• [ИСХОДНЫЙ ТЕКСТ]:

_ _ _ _ _

Пропаганда среди местного населения на оккупированных областях Австро-Венгрии велась как посредством печатных периодических изданий, так и листовок. Так, вскоре после начала боевых действий МИД обеспечил возобновление издания «Прикарпатской Руси» в Киеве, а затем во Львове, после его занятия русскими войсками 21 августа. Впрочем, председатель Русского народного совета В.Ф. Дудыкевич полагал, что теперь не будет необходимости в поддержке от МИД на издательское дело освобождения славянства. Когда началась война, Дудыкевич спеша «на Родину», был уверен, что на дело освобождения Червонной Руси (Галичины, Буковины и Венгрии) «поплывут со всех сторон обильные средства». На самом деле уже после разгрома австрийцами русских организаций в крае прекратилась помощь от различных организаций России. При господстве русских оккупационных властей в Галиции оказалось, что все, чем располагала «русская народная организация», были субсидии МИД в 5 тыс. рублей ежемесячно. На эти деньги пришлось издавать «Прикарпатскую Русь», а также «Голос народа» (тираж — 30 тыс. экземпляров) для русских украинцев. Чтобы удешевить доставку, использовали «народную почту» с помощью гимназистов старшего возраста, которые каждый номер газеты доставляли в уездное начальство и железнодорожные станции даром47. По всей видимости, «руссофильской» общественности не удалось добиться широкого распространения названных периодических изданий, и зависимость от субсидий МИД давала себя знать, вызвав много хлопот как у издателей «Прикарпатской Руси», недовольных цензурными стеснениям и, так и у МИД недовольного политическим направлением газеты.

_ _ _ _ _

• [ДАННЫЕ]:
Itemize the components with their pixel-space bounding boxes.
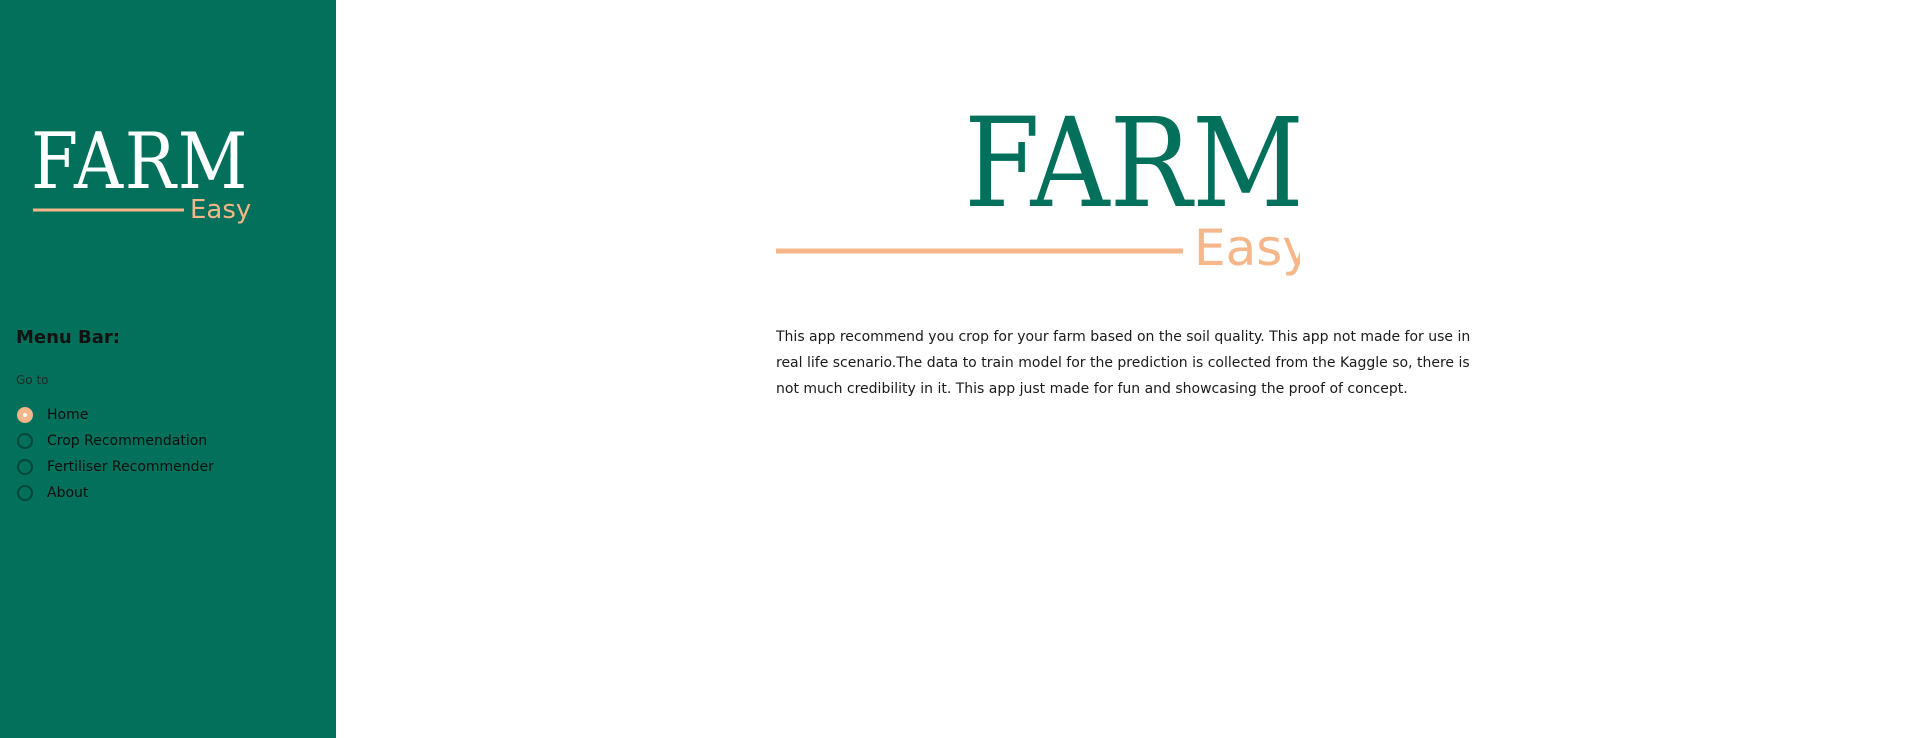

_ _ _ _ _

Перескажите в виде краткого списка абзац текста о пропаганде, начинающийся словами «Пропаганда среди местного населения», сохранив его основные факты. Строки — отдельный материал, не связанный с текстом.

• [ПОЛНЫЙ ОТВЕТ]:
- Пропаганду среди местного населения на оккупированных областях Австро-Венгрии вели через периодические издания и листовки.
- Вскоре после начала боевых действий МИД обеспечил возобновление «Прикарпатской Руси» в Киеве, а затем во Львове, занятом русскими войсками 21 августа.
- Председатель Русского народного совета В.Ф. Дудыкевич рассчитывал, что средства «поплывут со всех сторон», и считал поддержку МИД ненужной.
- На деле после разгрома австрийцами русских организаций в крае помощь от организаций России прекратилась. Осталась лишь субсидия МИД в 5 тыс. рублей ежемесячно.
- На эти деньги издавали «Прикарпатскую Русь» и «Голос народа» тиражом 30 тыс. экземпляров.
- Чтобы удешевить доставку, старшие гимназисты даром доставляли номера в уездное начальство и на железнодорожные станции.
- Широкого распространения издания, по всей видимости, не получили.
- Зависимость от субсидий МИД вызвала недовольство с обеих сторон. Издатели «Прикарпатской Руси» были недовольны цензурой, а МИД — политическим направлением газеты.